---------- Records provided
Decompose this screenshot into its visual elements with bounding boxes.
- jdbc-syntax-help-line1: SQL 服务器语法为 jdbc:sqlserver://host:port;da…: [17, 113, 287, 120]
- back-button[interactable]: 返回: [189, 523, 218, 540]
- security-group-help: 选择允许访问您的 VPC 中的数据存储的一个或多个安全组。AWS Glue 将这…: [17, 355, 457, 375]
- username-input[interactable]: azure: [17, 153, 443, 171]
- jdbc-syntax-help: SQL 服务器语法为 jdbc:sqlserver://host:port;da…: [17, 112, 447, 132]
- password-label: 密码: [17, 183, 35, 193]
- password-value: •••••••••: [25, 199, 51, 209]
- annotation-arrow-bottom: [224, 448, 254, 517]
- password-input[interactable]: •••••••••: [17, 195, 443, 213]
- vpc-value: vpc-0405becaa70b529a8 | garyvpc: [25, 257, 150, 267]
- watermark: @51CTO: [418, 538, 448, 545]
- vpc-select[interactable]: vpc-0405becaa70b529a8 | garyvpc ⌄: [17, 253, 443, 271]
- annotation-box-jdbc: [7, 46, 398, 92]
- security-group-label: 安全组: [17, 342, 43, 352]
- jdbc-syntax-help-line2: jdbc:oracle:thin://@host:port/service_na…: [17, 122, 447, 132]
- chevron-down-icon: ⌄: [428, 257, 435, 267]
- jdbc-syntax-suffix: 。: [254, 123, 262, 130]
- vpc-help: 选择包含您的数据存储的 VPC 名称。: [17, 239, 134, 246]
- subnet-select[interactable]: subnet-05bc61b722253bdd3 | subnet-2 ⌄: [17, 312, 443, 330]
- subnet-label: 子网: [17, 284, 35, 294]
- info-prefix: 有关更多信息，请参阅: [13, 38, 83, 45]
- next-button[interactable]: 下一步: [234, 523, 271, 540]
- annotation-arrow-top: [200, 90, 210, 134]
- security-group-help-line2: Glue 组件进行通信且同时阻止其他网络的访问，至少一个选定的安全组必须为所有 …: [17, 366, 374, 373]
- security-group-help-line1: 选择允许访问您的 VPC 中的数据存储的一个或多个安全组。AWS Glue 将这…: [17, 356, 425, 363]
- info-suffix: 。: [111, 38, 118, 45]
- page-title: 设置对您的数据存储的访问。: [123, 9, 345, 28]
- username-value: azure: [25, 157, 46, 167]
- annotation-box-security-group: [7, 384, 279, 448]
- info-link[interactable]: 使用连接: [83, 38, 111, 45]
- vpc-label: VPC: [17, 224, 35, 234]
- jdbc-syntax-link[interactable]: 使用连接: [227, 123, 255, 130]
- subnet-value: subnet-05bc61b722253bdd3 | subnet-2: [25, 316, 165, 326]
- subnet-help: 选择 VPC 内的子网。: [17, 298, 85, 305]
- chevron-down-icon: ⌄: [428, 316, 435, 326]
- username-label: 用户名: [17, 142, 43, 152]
--------------------
* What you have to do: Reproduce the entry above line for line, with nothing altered.

* Solution for this problem:
Decompose this screenshot into its visual elements with bounding boxes.
- jdbc-syntax-help-line1: SQL 服务器语法为 jdbc:sqlserver://host:port;da…: [17, 113, 287, 120]
- back-button[interactable]: 返回: [189, 523, 218, 540]
- security-group-help: 选择允许访问您的 VPC 中的数据存储的一个或多个安全组。AWS Glue 将这…: [17, 355, 457, 375]
- username-input[interactable]: azure: [17, 153, 443, 171]
- jdbc-syntax-help: SQL 服务器语法为 jdbc:sqlserver://host:port;da…: [17, 112, 447, 132]
- password-label: 密码: [17, 183, 35, 193]
- password-value: •••••••••: [25, 199, 51, 209]
- annotation-arrow-bottom: [224, 448, 254, 517]
- password-input[interactable]: •••••••••: [17, 195, 443, 213]
- vpc-value: vpc-0405becaa70b529a8 | garyvpc: [25, 257, 150, 267]
- watermark: @51CTO: [418, 538, 448, 545]
- vpc-select[interactable]: vpc-0405becaa70b529a8 | garyvpc ⌄: [17, 253, 443, 271]
- annotation-box-jdbc: [7, 46, 398, 92]
- security-group-label: 安全组: [17, 342, 43, 352]
- jdbc-syntax-help-line2: jdbc:oracle:thin://@host:port/service_na…: [17, 122, 447, 132]
- chevron-down-icon: ⌄: [428, 257, 435, 267]
- jdbc-syntax-suffix: 。: [254, 123, 262, 130]
- vpc-help: 选择包含您的数据存储的 VPC 名称。: [17, 239, 134, 246]
- subnet-select[interactable]: subnet-05bc61b722253bdd3 | subnet-2 ⌄: [17, 312, 443, 330]
- subnet-label: 子网: [17, 284, 35, 294]
- info-prefix: 有关更多信息，请参阅: [13, 38, 83, 45]
- next-button[interactable]: 下一步: [234, 523, 271, 540]
- annotation-arrow-top: [200, 90, 210, 134]
- security-group-help-line2: Glue 组件进行通信且同时阻止其他网络的访问，至少一个选定的安全组必须为所有 …: [17, 366, 374, 373]
- security-group-help-line1: 选择允许访问您的 VPC 中的数据存储的一个或多个安全组。AWS Glue 将这…: [17, 356, 425, 363]
- info-suffix: 。: [111, 38, 118, 45]
- page-title: 设置对您的数据存储的访问。: [123, 9, 345, 28]
- username-value: azure: [25, 157, 46, 167]
- annotation-box-security-group: [7, 384, 279, 448]
- info-link[interactable]: 使用连接: [83, 38, 111, 45]
- vpc-label: VPC: [17, 224, 35, 234]
- jdbc-syntax-link[interactable]: 使用连接: [227, 123, 255, 130]
- subnet-value: subnet-05bc61b722253bdd3 | subnet-2: [25, 316, 165, 326]
- subnet-help: 选择 VPC 内的子网。: [17, 298, 85, 305]
- chevron-down-icon: ⌄: [428, 316, 435, 326]
- username-label: 用户名: [17, 142, 43, 152]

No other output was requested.